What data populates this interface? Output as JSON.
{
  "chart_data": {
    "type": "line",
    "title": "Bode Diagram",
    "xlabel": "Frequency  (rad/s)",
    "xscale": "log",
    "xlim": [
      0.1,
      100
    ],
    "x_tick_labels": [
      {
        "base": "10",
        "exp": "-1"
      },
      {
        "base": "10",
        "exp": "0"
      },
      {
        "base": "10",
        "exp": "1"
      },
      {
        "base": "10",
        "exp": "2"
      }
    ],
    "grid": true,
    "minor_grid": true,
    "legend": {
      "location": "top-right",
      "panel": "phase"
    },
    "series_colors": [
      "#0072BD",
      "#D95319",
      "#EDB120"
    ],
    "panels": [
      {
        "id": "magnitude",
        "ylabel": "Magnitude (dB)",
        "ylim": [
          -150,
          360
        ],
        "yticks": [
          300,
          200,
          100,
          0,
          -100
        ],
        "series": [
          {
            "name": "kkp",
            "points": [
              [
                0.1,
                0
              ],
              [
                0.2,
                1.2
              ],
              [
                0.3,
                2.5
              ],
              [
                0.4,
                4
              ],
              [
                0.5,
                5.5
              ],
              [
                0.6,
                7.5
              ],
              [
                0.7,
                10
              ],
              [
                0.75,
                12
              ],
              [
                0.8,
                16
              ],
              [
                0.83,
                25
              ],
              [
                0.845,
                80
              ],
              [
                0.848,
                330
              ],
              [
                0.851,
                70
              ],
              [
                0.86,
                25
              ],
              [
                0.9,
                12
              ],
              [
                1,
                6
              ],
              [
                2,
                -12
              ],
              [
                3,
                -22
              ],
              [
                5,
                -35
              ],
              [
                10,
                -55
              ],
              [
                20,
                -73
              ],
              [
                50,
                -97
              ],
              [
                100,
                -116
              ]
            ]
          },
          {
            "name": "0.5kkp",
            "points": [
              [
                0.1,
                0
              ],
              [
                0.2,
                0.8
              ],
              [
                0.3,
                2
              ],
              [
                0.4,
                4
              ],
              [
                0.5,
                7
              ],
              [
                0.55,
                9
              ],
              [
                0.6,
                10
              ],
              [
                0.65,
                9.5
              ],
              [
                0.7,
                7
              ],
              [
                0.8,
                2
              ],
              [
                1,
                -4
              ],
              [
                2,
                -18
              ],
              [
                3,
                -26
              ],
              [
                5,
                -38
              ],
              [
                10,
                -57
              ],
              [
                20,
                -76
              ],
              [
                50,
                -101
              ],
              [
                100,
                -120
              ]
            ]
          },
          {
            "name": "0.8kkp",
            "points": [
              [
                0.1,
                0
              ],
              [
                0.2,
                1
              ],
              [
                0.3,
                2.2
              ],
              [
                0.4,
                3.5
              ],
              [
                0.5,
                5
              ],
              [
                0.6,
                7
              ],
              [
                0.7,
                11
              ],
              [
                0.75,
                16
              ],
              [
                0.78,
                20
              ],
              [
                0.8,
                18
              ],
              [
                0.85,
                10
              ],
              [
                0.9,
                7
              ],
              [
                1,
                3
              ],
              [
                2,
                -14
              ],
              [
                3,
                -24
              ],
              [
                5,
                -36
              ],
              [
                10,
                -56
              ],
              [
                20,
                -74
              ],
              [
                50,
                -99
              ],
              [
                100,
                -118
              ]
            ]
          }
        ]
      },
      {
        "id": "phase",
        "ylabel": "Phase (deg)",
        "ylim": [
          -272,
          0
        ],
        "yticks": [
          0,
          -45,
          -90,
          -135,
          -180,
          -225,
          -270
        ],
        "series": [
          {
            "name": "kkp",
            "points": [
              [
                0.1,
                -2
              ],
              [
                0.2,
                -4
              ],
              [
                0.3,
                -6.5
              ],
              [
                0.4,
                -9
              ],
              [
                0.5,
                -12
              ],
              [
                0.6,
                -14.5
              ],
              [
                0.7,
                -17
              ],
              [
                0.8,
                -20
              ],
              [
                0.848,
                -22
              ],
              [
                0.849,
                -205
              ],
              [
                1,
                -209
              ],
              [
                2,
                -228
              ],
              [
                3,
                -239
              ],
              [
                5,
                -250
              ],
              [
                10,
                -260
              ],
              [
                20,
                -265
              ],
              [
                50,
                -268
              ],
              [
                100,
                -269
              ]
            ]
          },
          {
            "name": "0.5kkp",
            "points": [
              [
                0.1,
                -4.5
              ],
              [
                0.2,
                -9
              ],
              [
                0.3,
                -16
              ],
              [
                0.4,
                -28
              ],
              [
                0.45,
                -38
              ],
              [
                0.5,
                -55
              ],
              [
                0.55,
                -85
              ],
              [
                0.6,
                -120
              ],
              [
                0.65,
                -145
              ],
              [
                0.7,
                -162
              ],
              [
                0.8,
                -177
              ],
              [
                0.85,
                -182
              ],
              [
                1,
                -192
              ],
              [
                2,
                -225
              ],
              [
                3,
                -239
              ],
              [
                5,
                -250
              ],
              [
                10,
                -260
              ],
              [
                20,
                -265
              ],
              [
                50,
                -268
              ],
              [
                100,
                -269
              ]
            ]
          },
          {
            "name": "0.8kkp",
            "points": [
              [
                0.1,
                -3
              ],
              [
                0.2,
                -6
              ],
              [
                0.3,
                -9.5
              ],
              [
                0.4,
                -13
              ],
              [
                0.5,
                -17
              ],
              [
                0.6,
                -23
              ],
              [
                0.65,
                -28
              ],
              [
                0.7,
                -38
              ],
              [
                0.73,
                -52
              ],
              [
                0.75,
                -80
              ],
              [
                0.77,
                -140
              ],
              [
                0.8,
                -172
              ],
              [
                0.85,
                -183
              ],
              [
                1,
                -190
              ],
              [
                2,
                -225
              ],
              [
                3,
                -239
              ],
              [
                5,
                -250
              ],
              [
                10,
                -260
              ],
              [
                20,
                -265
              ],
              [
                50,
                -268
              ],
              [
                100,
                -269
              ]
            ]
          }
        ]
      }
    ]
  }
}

◆ What the task asks ◆
Using the listing above, reproduce each line without omission.

◆ Finished task ◆
What data populates this interface? Output as JSON.
{
  "chart_data": {
    "type": "line",
    "title": "Bode Diagram",
    "xlabel": "Frequency  (rad/s)",
    "xscale": "log",
    "xlim": [
      0.1,
      100
    ],
    "x_tick_labels": [
      {
        "base": "10",
        "exp": "-1"
      },
      {
        "base": "10",
        "exp": "0"
      },
      {
        "base": "10",
        "exp": "1"
      },
      {
        "base": "10",
        "exp": "2"
      }
    ],
    "grid": true,
    "minor_grid": true,
    "legend": {
      "location": "top-right",
      "panel": "phase"
    },
    "series_colors": [
      "#0072BD",
      "#D95319",
      "#EDB120"
    ],
    "panels": [
      {
        "id": "magnitude",
        "ylabel": "Magnitude (dB)",
        "ylim": [
          -150,
          360
        ],
        "yticks": [
          300,
          200,
          100,
          0,
          -100
        ],
        "series": [
          {
            "name": "kkp",
            "points": [
              [
                0.1,
                0
              ],
              [
                0.2,
                1.2
              ],
              [
                0.3,
                2.5
              ],
              [
                0.4,
                4
              ],
              [
                0.5,
                5.5
              ],
              [
                0.6,
                7.5
              ],
              [
                0.7,
                10
              ],
              [
                0.75,
                12
              ],
              [
                0.8,
                16
              ],
              [
                0.83,
                25
              ],
              [
                0.845,
                80
              ],
              [
                0.848,
                330
              ],
              [
                0.851,
                70
              ],
              [
                0.86,
                25
              ],
              [
                0.9,
                12
              ],
              [
                1,
                6
              ],
              [
                2,
                -12
              ],
              [
                3,
                -22
              ],
              [
                5,
                -35
              ],
              [
                10,
                -55
              ],
              [
                20,
                -73
              ],
              [
                50,
                -97
              ],
              [
                100,
                -116
              ]
            ]
          },
          {
            "name": "0.5kkp",
            "points": [
              [
                0.1,
                0
              ],
              [
                0.2,
                0.8
              ],
              [
                0.3,
                2
              ],
              [
                0.4,
                4
              ],
              [
                0.5,
                7
              ],
              [
                0.55,
                9
              ],
              [
                0.6,
                10
              ],
              [
                0.65,
                9.5
              ],
              [
                0.7,
                7
              ],
              [
                0.8,
                2
              ],
              [
                1,
                -4
              ],
              [
                2,
                -18
              ],
              [
                3,
                -26
              ],
              [
                5,
                -38
              ],
              [
                10,
                -57
              ],
              [
                20,
                -76
              ],
              [
                50,
                -101
              ],
              [
                100,
                -120
              ]
            ]
          },
          {
            "name": "0.8kkp",
            "points": [
              [
                0.1,
                0
              ],
              [
                0.2,
                1
              ],
              [
                0.3,
                2.2
              ],
              [
                0.4,
                3.5
              ],
              [
                0.5,
                5
              ],
              [
                0.6,
                7
              ],
              [
                0.7,
                11
              ],
              [
                0.75,
                16
              ],
              [
                0.78,
                20
              ],
              [
                0.8,
                18
              ],
              [
                0.85,
                10
              ],
              [
                0.9,
                7
              ],
              [
                1,
                3
              ],
              [
                2,
                -14
              ],
              [
                3,
                -24
              ],
              [
                5,
                -36
              ],
              [
                10,
                -56
              ],
              [
                20,
                -74
              ],
              [
                50,
                -99
              ],
              [
                100,
                -118
              ]
            ]
          }
        ]
      },
      {
        "id": "phase",
        "ylabel": "Phase (deg)",
        "ylim": [
          -272,
          0
        ],
        "yticks": [
          0,
          -45,
          -90,
          -135,
          -180,
          -225,
          -270
        ],
        "series": [
          {
            "name": "kkp",
            "points": [
              [
                0.1,
                -2
              ],
              [
                0.2,
                -4
              ],
              [
                0.3,
                -6.5
              ],
              [
                0.4,
                -9
              ],
              [
                0.5,
                -12
              ],
              [
                0.6,
                -14.5
              ],
              [
                0.7,
                -17
              ],
              [
                0.8,
                -20
              ],
              [
                0.848,
                -22
              ],
              [
                0.849,
                -205
              ],
              [
                1,
                -209
              ],
              [
                2,
                -228
              ],
              [
                3,
                -239
              ],
              [
                5,
                -250
              ],
              [
                10,
                -260
              ],
              [
                20,
                -265
              ],
              [
                50,
                -268
              ],
              [
                100,
                -269
              ]
            ]
          },
          {
            "name": "0.5kkp",
            "points": [
              [
                0.1,
                -4.5
              ],
              [
                0.2,
                -9
              ],
              [
                0.3,
                -16
              ],
              [
                0.4,
                -28
              ],
              [
                0.45,
                -38
              ],
              [
                0.5,
                -55
              ],
              [
                0.55,
                -85
              ],
              [
                0.6,
                -120
              ],
              [
                0.65,
                -145
              ],
              [
                0.7,
                -162
              ],
              [
                0.8,
                -177
              ],
              [
                0.85,
                -182
              ],
              [
                1,
                -192
              ],
              [
                2,
                -225
              ],
              [
                3,
                -239
              ],
              [
                5,
                -250
              ],
              [
                10,
                -260
              ],
              [
                20,
                -265
              ],
              [
                50,
                -268
              ],
              [
                100,
                -269
              ]
            ]
          },
          {
            "name": "0.8kkp",
            "points": [
              [
                0.1,
                -3
              ],
              [
                0.2,
                -6
              ],
              [
                0.3,
                -9.5
              ],
              [
                0.4,
                -13
              ],
              [
                0.5,
                -17
              ],
              [
                0.6,
                -23
              ],
              [
                0.65,
                -28
              ],
              [
                0.7,
                -38
              ],
              [
                0.73,
                -52
              ],
              [
                0.75,
                -80
              ],
              [
                0.77,
                -140
              ],
              [
                0.8,
                -172
              ],
              [
                0.85,
                -183
              ],
              [
                1,
                -190
              ],
              [
                2,
                -225
              ],
              [
                3,
                -239
              ],
              [
                5,
                -250
              ],
              [
                10,
                -260
              ],
              [
                20,
                -265
              ],
              [
                50,
                -268
              ],
              [
                100,
                -269
              ]
            ]
          }
        ]
      }
    ]
  }
}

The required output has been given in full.